# Items from a figure collection
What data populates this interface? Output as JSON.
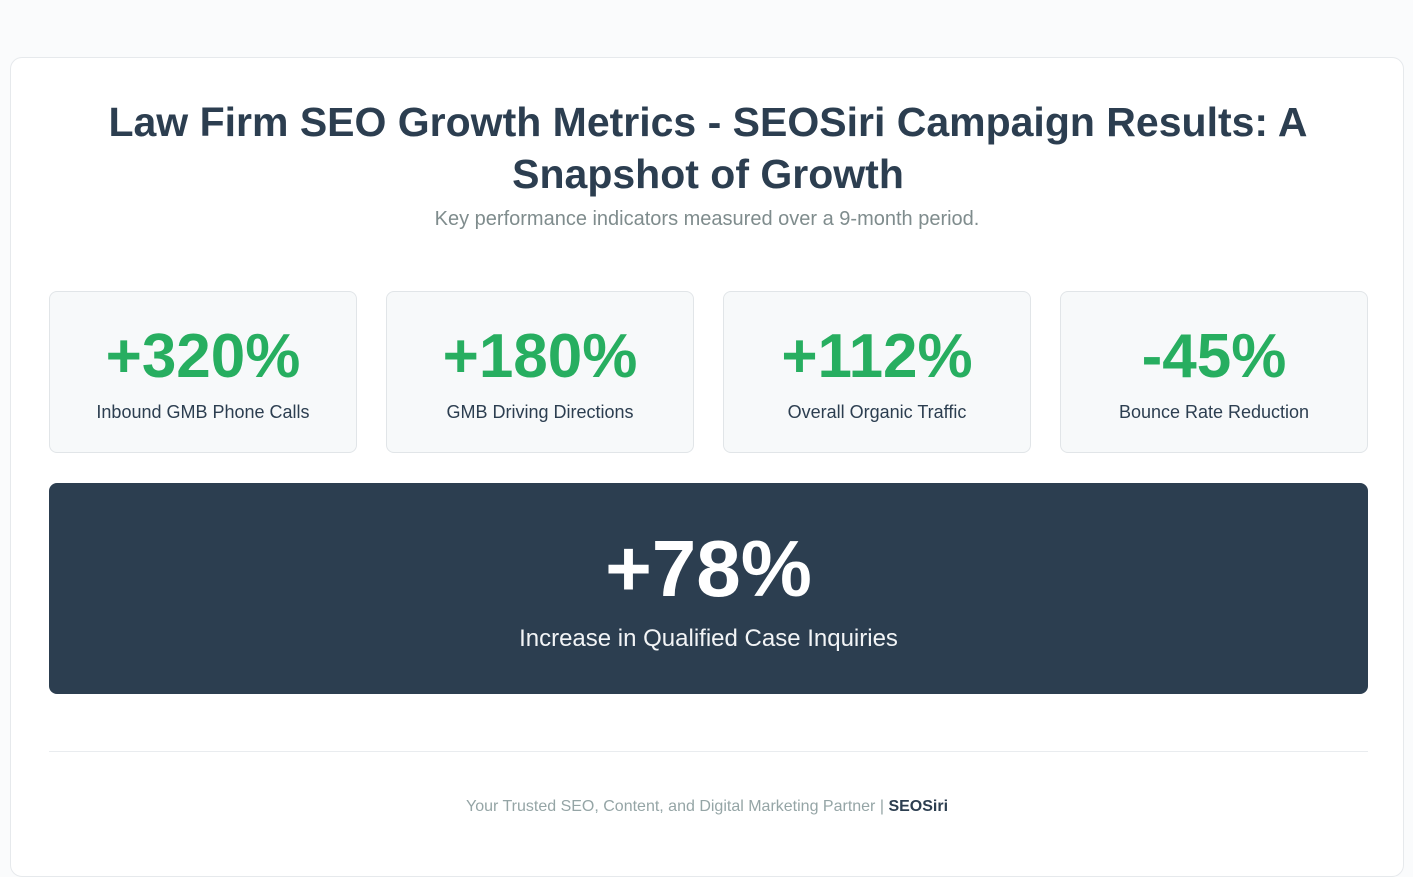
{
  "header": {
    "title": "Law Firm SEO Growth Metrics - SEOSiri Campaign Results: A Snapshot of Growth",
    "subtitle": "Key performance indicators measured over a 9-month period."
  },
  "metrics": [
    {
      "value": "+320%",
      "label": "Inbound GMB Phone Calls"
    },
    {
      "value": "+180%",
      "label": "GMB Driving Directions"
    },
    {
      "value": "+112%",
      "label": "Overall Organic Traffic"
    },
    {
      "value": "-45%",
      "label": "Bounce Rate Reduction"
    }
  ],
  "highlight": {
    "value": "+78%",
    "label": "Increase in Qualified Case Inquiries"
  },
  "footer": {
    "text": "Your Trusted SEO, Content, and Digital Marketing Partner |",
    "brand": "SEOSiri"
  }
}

* * *

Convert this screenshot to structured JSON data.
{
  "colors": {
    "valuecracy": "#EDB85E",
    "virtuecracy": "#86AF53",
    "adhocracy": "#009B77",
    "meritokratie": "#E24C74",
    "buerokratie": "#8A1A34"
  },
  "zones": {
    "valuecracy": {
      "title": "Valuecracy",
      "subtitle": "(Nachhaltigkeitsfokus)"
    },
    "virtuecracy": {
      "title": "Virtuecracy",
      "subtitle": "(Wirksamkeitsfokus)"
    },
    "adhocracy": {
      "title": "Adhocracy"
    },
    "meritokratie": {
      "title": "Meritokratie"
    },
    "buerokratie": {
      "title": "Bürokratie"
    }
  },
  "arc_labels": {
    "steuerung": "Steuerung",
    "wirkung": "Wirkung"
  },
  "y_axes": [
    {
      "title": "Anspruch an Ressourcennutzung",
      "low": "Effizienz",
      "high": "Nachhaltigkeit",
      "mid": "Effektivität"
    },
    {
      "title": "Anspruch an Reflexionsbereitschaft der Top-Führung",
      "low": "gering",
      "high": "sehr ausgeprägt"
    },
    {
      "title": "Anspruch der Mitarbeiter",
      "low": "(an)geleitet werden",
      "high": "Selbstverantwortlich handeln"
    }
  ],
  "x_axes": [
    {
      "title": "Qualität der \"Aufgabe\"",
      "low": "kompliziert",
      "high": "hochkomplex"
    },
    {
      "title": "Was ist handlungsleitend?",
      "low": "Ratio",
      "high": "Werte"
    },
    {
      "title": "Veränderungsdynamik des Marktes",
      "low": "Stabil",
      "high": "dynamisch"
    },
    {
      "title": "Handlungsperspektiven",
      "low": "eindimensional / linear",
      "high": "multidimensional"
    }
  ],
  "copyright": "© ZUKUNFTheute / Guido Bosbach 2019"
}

# REQUIRED WORK
Show all lines above holding "JSON".

# THE OUTPUT
What data populates this interface? Output as JSON.
Convert this screenshot to structured JSON data.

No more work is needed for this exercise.